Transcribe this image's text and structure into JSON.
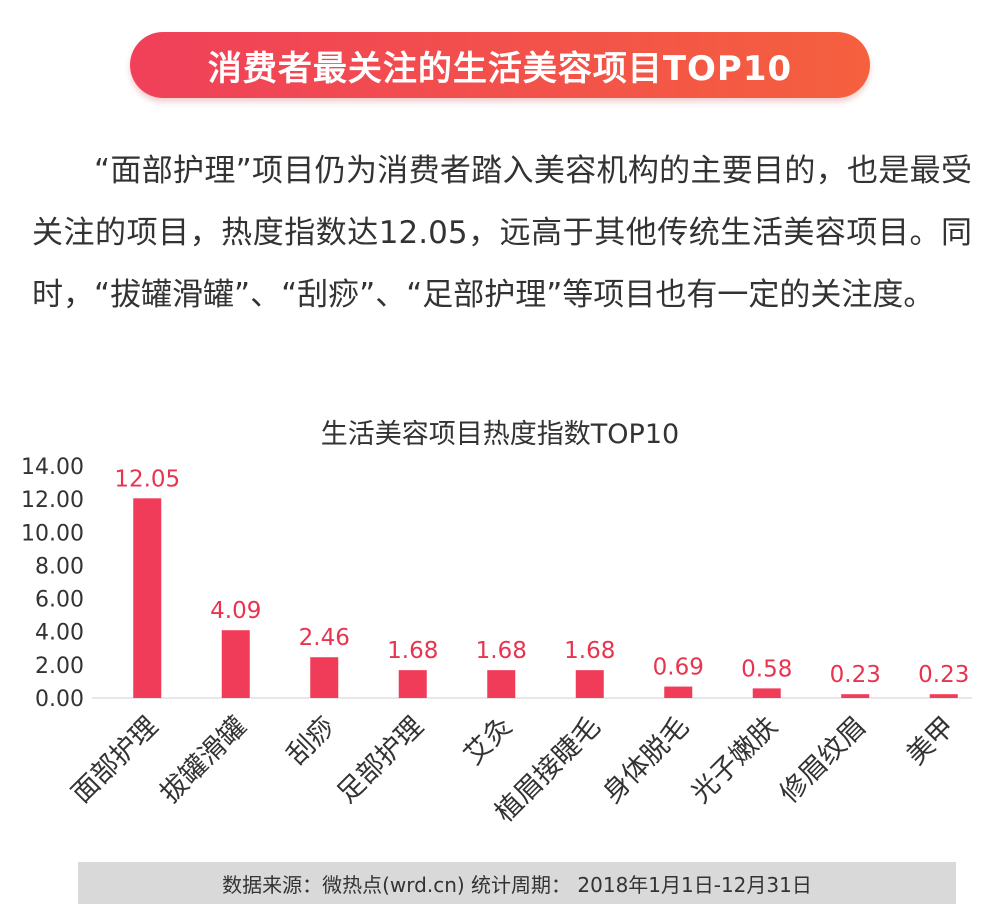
{
  "banner": {
    "title": "消费者最关注的生活美容项目TOP10"
  },
  "intro": {
    "text": "“面部护理”项目仍为消费者踏入美容机构的主要目的，也是最受关注的项目，热度指数达12.05，远高于其他传统生活美容项目。同时，“拔罐滑罐”、“刮痧”、“足部护理”等项目也有一定的关注度。"
  },
  "colors": {
    "accent": "#f0405a",
    "bar": "#f03b59",
    "label": "#e8344e",
    "footer_bg": "#d9d9d9"
  },
  "chart_data": {
    "type": "bar",
    "title": "生活美容项目热度指数TOP10",
    "categories": [
      "面部护理",
      "拔罐滑罐",
      "刮痧",
      "足部护理",
      "艾灸",
      "植眉接睫毛",
      "身体脱毛",
      "光子嫩肤",
      "修眉纹眉",
      "美甲"
    ],
    "values": [
      12.05,
      4.09,
      2.46,
      1.68,
      1.68,
      1.68,
      0.69,
      0.58,
      0.23,
      0.23
    ],
    "value_labels": [
      "12.05",
      "4.09",
      "2.46",
      "1.68",
      "1.68",
      "1.68",
      "0.69",
      "0.58",
      "0.23",
      "0.23"
    ],
    "ylim": [
      0,
      14
    ],
    "yticks": [
      "0.00",
      "2.00",
      "4.00",
      "6.00",
      "8.00",
      "10.00",
      "12.00",
      "14.00"
    ],
    "xlabel": "",
    "ylabel": "",
    "grid": false,
    "legend": "none"
  },
  "footer": {
    "text": "数据来源：微热点(wrd.cn) 统计周期： 2018年1月1日-12月31日"
  }
}
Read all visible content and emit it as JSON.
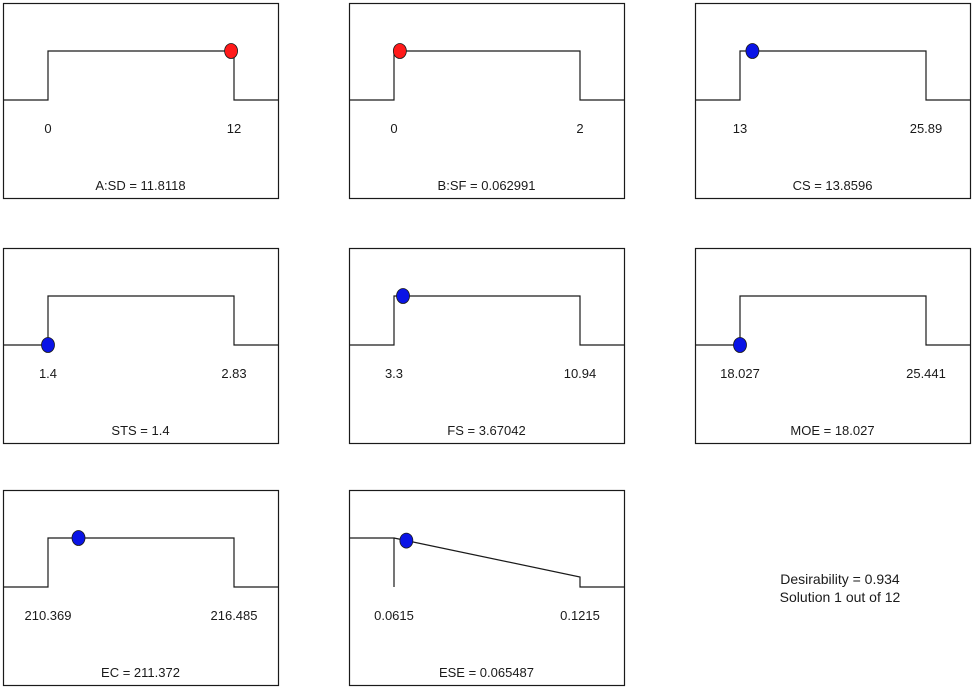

------------------------

Exercise description = The pictures should not be reproduced; quote all of the other material exactly.

Expected answer =
Transcribe this image's text and structure into JSON.
{
  "banner": {
    "title": "消费者最关注的生活美容项目TOP10"
  },
  "intro": {
    "text": "“面部护理”项目仍为消费者踏入美容机构的主要目的，也是最受关注的项目，热度指数达12.05，远高于其他传统生活美容项目。同时，“拔罐滑罐”、“刮痧”、“足部护理”等项目也有一定的关注度。"
  },
  "colors": {
    "accent": "#f0405a",
    "bar": "#f03b59",
    "label": "#e8344e",
    "footer_bg": "#d9d9d9"
  },
  "chart_data": {
    "type": "bar",
    "title": "生活美容项目热度指数TOP10",
    "categories": [
      "面部护理",
      "拔罐滑罐",
      "刮痧",
      "足部护理",
      "艾灸",
      "植眉接睫毛",
      "身体脱毛",
      "光子嫩肤",
      "修眉纹眉",
      "美甲"
    ],
    "values": [
      12.05,
      4.09,
      2.46,
      1.68,
      1.68,
      1.68,
      0.69,
      0.58,
      0.23,
      0.23
    ],
    "value_labels": [
      "12.05",
      "4.09",
      "2.46",
      "1.68",
      "1.68",
      "1.68",
      "0.69",
      "0.58",
      "0.23",
      "0.23"
    ],
    "ylim": [
      0,
      14
    ],
    "yticks": [
      "0.00",
      "2.00",
      "4.00",
      "6.00",
      "8.00",
      "10.00",
      "12.00",
      "14.00"
    ],
    "xlabel": "",
    "ylabel": "",
    "grid": false,
    "legend": "none"
  },
  "footer": {
    "text": "数据来源：微热点(wrd.cn) 统计周期： 2018年1月1日-12月31日"
  }
}
Read all visible content and emit it as JSON.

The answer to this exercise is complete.